- Exercise task -
Find the word "Cédula" in the material below and gather every line that contains it.

(Data entries)
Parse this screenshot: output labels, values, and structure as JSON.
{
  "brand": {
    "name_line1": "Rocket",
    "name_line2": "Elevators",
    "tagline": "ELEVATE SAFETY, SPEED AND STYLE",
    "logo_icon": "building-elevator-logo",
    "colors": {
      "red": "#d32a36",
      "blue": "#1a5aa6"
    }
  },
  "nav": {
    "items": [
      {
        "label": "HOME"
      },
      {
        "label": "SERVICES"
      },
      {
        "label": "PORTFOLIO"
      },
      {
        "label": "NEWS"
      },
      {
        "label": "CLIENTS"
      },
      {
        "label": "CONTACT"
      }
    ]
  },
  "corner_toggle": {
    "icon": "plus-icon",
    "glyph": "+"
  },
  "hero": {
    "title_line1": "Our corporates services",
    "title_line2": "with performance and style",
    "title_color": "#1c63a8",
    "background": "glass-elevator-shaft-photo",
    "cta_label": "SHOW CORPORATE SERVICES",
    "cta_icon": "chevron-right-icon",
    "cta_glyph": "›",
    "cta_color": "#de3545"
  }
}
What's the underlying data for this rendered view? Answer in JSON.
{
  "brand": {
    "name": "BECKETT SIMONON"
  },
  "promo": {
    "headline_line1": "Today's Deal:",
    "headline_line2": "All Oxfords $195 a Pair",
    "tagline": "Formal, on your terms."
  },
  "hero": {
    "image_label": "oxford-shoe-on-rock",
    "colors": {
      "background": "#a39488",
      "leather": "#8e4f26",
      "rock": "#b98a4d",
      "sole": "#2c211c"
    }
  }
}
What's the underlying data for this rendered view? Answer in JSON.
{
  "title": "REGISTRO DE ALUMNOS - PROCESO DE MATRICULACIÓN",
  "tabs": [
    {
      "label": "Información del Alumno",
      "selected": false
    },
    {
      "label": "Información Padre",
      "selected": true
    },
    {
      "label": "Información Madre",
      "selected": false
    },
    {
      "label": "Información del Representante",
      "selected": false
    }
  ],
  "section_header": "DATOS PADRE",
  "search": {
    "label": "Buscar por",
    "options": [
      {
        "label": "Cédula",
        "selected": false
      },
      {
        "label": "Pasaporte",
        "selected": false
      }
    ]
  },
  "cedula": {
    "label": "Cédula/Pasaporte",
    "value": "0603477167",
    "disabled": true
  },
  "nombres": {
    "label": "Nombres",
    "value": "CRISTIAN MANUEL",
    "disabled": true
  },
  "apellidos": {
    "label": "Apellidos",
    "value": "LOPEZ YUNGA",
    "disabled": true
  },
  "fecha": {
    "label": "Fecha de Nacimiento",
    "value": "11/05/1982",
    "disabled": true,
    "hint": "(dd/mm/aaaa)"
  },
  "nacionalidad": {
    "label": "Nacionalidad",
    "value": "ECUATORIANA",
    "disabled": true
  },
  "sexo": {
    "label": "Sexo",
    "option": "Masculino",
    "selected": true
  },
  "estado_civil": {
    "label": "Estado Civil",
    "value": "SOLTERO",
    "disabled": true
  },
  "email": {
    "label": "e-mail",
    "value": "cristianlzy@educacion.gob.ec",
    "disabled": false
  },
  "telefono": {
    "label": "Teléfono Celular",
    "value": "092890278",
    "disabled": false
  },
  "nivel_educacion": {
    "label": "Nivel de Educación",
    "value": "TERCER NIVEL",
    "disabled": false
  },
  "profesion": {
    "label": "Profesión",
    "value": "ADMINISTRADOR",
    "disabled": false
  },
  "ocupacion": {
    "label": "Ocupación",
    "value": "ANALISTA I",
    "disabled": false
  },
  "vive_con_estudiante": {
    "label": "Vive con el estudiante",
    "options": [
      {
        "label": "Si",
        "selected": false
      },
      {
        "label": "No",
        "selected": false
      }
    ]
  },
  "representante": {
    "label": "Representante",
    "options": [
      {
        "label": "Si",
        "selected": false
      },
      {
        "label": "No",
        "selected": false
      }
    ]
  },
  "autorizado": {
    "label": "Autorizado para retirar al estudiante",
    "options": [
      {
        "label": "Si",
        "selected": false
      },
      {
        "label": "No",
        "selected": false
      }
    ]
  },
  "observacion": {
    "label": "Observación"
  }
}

- Completed exercise -
        "label": "Cédula",
    "label": "Cédula/Pasaporte",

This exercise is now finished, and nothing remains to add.